■ DOCUMENT SECTION
####################

In general, the conductive pad may not be compatible with a particular defibrillator because the plug portion of the conductive pad is not compatible with the corresponding plug receiving portion that is connected to the EKG or defibrillator. Thus, in one embodiment of the invention, a universal adaptor can be employed, which is able to adapt the plug portion of the conductive pad so that it can be used with the corresponding plug receiving portion of any of a plurality of defibrillators/EKGs. In an embodiment, a user can tear the electrode package open to expose its contents, which may contain not only a plug portion but a universal adaptor, which can allow the electrodes/electrode pads to be connected to almost any existing EKG/defibrillator machine(s).

The invention will now be described in connection with the figures. FIG. 1 shows a plug portion 1 and a corresponding plug receiving portion 5 for an embodiment that does not require a universal adaptor. The cylindrical male prongs 2 are designed so as to fit into cylindrical female receptors 6. The lead/wire 4 goes in the direction of arrow 3 to the electrodes/electrode pads (not shown) and the lead wire 8 goes in the direction of arrow 7 to the EKG and/or defibrillator machine(s) (not shown). When plug portion 1 is inserted into corresponding plug receiving portion 5 (as shown by double arrow 9), the patient is connected via electrodes/electrode pads through the plug portion 1 and the corresponding plug receiving portion 5 to the EKG/defibrillator machine(s) so as to allow the patient to be monitored and/or a requisite shock delivered.

FIG. 2 shows an embodiment of the invention wherein the plug portion 21 and a corresponding plug receiving portion 25 requires a universal adaptor 30. As shown in FIG. 2, the cylindrical male prongs 22 of the plug portion 21 is not designed to fit into rectangular female receptors 26 of the corresponding plug receiving portion 25. Accordingly, connection cannot be easily made between the electrodes/electrode pads which are present on the patient at the end of lead 24 in the direction of arrow 23 and the EKG/defibrillator machine(s) which is present at the end of lead 28 in the direction of arrow 27. In order to make the connection, a universal adaptor 30 can be used that allows one to connect the plug portion 21 with the plug receiving portion 25. Universal adaptor 30 contains cylindrical plug receiving openings 31 that allows the insertion of cylindrical male prongs 22 of the plug portion 21. Rectangular male prongs 32 on the universal adaptor 30 can be inserted into rectangular female receptors 26 on the plug receiving portion 25 allowing the connection of the plug portion 21 through the universal adaptor 30 with the plug receiving portion 25. Universal adaptor 30 also contains triangular plug receiving openings 33 that would allow different electrodes/electrode pads from a different manufacturer to connect to the EKG and/or defibrillator machine.

####################

■ TASK BRIEF
Copy the passage from the universal adaptor text between "In general, the" and "existing EKG/defibrillator machine(s).", inclusive.

■ EXTRACTED DATA
####################

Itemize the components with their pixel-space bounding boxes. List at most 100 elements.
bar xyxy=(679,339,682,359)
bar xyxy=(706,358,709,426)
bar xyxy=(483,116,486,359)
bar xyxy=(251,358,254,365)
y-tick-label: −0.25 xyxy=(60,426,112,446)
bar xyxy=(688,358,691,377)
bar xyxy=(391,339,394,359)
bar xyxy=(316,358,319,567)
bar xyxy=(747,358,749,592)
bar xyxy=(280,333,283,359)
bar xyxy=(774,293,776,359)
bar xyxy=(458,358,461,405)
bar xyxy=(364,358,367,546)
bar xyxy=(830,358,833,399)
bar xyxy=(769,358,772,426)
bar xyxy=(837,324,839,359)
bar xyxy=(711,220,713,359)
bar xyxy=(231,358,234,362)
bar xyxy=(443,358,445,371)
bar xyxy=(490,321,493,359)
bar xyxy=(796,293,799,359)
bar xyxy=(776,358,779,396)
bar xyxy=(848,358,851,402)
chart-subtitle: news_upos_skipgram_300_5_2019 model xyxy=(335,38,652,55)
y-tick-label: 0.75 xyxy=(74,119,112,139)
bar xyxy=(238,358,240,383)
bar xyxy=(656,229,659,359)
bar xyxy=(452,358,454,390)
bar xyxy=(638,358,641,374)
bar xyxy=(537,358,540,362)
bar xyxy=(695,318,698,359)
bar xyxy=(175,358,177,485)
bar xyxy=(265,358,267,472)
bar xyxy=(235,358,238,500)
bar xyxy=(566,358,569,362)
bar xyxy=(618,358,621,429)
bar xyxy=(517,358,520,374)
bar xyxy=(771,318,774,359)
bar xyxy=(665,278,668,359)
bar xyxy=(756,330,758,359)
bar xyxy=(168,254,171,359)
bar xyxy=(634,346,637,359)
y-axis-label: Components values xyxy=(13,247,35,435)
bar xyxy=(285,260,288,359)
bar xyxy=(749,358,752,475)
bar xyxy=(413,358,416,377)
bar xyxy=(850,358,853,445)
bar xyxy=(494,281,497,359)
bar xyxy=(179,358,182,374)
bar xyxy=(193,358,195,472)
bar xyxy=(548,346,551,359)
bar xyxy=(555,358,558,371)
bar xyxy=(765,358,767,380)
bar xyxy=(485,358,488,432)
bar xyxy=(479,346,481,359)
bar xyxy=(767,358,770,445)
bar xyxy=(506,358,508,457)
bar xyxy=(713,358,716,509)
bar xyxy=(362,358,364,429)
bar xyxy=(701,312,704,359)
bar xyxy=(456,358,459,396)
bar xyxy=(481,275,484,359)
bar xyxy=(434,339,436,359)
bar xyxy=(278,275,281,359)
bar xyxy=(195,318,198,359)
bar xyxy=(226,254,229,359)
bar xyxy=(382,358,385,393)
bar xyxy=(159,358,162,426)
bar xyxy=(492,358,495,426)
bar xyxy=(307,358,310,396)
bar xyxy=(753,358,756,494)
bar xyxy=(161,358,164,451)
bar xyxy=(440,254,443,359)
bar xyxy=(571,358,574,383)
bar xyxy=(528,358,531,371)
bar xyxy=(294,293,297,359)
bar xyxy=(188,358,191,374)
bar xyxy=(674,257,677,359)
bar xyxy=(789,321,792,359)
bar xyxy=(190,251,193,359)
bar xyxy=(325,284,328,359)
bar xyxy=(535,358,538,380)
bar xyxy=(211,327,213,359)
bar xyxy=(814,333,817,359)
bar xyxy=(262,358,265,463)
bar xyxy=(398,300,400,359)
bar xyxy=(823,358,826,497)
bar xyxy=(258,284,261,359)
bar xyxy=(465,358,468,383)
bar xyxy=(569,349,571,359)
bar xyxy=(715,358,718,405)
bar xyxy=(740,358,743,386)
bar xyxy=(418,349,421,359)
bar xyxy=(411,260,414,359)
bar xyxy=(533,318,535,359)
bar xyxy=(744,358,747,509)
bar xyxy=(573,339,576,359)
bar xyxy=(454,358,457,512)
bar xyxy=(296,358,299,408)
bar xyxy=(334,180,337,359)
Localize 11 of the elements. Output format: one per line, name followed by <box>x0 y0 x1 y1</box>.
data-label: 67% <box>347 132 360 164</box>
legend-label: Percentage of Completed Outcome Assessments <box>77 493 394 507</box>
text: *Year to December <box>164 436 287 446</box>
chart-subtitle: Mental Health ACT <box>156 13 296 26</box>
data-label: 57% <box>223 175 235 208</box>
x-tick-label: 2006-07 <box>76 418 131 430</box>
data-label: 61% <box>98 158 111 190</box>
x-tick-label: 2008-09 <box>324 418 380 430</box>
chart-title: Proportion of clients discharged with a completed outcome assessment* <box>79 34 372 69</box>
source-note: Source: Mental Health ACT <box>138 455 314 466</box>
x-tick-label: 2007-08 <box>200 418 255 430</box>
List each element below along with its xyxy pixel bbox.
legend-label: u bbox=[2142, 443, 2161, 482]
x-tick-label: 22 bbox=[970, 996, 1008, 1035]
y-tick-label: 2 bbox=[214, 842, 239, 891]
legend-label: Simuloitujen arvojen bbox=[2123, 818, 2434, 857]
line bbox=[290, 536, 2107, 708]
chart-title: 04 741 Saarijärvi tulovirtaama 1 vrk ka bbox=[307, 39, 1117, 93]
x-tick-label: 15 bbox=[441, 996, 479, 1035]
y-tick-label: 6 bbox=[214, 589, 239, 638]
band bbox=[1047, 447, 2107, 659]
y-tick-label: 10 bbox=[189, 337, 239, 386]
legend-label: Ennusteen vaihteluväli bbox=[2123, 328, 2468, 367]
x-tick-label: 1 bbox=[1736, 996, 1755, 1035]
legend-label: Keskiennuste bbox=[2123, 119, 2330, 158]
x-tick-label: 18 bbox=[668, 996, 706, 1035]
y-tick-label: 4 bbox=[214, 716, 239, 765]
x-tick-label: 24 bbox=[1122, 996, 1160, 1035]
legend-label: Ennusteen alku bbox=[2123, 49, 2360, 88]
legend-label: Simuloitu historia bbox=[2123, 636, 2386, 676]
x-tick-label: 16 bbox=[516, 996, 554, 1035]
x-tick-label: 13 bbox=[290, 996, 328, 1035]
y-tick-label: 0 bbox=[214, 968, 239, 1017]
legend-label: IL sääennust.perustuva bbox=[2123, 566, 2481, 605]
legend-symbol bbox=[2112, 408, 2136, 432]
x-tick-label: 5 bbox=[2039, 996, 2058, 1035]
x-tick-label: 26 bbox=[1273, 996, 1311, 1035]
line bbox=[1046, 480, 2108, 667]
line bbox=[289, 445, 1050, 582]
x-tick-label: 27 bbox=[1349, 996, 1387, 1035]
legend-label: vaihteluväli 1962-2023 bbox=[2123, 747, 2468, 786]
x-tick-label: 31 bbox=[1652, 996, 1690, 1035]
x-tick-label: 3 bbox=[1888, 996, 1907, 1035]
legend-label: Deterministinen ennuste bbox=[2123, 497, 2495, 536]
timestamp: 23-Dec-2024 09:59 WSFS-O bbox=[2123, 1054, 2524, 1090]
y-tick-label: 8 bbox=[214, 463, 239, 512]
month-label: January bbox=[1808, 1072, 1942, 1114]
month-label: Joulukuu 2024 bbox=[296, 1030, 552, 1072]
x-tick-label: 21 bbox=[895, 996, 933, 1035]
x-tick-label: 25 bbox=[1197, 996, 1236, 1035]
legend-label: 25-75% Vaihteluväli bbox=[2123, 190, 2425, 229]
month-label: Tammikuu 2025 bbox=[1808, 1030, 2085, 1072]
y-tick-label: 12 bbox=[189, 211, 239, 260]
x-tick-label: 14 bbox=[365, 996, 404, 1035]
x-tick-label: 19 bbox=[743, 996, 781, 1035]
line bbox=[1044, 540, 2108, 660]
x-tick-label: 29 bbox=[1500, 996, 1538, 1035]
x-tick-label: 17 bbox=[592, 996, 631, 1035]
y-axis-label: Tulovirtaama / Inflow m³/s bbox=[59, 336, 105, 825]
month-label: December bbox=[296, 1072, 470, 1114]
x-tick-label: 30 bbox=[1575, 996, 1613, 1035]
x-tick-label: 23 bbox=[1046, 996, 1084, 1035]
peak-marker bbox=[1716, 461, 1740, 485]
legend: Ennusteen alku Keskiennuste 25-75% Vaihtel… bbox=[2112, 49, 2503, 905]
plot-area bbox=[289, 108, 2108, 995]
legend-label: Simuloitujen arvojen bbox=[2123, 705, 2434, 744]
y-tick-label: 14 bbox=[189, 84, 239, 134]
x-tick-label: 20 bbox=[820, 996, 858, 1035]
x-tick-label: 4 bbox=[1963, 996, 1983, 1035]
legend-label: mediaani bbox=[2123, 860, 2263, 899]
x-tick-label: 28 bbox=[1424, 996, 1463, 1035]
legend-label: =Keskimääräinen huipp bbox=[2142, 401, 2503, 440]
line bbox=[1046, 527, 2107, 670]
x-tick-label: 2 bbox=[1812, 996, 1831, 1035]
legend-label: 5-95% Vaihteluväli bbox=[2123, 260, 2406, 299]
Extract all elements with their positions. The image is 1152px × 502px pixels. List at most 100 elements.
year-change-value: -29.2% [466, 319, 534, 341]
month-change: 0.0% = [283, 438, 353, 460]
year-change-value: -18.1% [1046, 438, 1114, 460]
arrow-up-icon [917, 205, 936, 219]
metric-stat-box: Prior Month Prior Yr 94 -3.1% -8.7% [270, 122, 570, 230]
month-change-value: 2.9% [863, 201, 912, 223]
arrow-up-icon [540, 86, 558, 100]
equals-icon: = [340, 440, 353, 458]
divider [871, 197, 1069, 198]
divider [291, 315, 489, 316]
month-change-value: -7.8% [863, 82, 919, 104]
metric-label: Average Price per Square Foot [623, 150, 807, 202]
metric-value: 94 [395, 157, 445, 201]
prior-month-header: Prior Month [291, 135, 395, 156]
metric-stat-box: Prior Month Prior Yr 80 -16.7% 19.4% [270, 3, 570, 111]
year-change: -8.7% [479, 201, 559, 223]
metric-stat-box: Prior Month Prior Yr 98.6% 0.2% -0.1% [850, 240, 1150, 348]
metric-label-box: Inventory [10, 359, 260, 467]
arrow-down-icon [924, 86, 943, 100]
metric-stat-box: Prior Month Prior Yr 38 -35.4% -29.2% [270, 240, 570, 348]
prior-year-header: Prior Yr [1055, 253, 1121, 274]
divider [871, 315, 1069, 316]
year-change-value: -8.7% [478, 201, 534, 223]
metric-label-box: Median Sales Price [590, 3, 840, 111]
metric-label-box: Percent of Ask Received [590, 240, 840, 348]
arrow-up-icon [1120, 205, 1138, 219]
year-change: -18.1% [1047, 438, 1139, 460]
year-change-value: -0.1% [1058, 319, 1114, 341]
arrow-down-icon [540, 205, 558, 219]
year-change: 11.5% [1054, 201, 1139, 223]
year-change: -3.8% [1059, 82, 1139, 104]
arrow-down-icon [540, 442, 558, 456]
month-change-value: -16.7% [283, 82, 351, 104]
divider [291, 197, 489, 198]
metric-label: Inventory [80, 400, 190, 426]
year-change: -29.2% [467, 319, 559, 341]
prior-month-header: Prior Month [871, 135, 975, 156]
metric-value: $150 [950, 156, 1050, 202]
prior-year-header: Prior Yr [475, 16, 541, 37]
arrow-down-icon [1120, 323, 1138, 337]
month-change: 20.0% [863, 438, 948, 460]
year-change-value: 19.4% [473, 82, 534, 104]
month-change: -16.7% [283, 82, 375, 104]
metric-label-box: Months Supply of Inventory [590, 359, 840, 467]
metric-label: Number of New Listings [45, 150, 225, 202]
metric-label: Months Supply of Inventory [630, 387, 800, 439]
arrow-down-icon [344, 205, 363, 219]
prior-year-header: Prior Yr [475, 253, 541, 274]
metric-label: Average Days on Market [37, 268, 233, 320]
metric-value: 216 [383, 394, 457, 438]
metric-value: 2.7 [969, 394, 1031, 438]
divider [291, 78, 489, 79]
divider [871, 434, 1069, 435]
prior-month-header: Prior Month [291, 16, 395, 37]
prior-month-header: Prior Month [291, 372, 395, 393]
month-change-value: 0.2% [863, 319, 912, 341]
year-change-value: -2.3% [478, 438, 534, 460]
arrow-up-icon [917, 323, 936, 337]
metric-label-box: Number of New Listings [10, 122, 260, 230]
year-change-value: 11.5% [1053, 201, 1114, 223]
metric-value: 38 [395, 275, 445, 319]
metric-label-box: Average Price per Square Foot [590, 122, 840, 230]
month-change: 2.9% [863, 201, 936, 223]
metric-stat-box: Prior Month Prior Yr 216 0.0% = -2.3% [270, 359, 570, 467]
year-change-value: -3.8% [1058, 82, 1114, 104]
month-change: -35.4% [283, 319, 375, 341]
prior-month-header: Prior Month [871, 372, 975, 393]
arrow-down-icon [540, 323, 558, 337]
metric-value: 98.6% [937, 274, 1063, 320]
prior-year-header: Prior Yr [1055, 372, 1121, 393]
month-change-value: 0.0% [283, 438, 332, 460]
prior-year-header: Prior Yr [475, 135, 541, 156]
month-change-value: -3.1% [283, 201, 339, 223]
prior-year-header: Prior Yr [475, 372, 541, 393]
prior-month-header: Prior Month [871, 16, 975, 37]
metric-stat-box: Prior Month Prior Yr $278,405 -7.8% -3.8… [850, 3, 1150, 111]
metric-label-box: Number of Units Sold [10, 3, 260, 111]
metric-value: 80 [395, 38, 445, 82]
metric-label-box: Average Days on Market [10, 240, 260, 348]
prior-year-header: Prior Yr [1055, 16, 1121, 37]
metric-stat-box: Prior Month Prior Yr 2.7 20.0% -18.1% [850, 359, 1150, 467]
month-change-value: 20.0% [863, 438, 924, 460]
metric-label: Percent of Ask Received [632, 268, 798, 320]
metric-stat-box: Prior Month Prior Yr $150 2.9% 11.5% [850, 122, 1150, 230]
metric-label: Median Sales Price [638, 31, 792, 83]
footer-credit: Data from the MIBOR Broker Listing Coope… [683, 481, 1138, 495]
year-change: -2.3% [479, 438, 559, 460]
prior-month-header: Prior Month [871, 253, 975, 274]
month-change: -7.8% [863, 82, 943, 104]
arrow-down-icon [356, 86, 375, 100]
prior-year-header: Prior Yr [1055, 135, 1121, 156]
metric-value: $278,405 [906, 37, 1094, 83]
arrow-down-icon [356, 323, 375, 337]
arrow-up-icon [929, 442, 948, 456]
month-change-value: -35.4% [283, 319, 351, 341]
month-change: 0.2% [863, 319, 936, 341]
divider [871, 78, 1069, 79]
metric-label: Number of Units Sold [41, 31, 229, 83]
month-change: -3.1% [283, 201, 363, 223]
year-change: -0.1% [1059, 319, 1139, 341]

####################

■ SOLUTION TO THIS TASK
In general, the conductive pad may not be compatible with a particular defibrillator because the plug portion of the conductive pad is not compatible with the corresponding plug receiving portion that is connected to the EKG or defibrillator. Thus, in one embodiment of the invention, a universal adaptor can be employed, which is able to adapt the plug portion of the conductive pad so that it can be used with the corresponding plug receiving portion of any of a plurality of defibrillators/EKGs. In an embodiment, a user can tear the electrode package open to expose its contents, which may contain not only a plug portion but a universal adaptor, which can allow the electrodes/electrode pads to be connected to almost any existing EKG/defibrillator machine(s).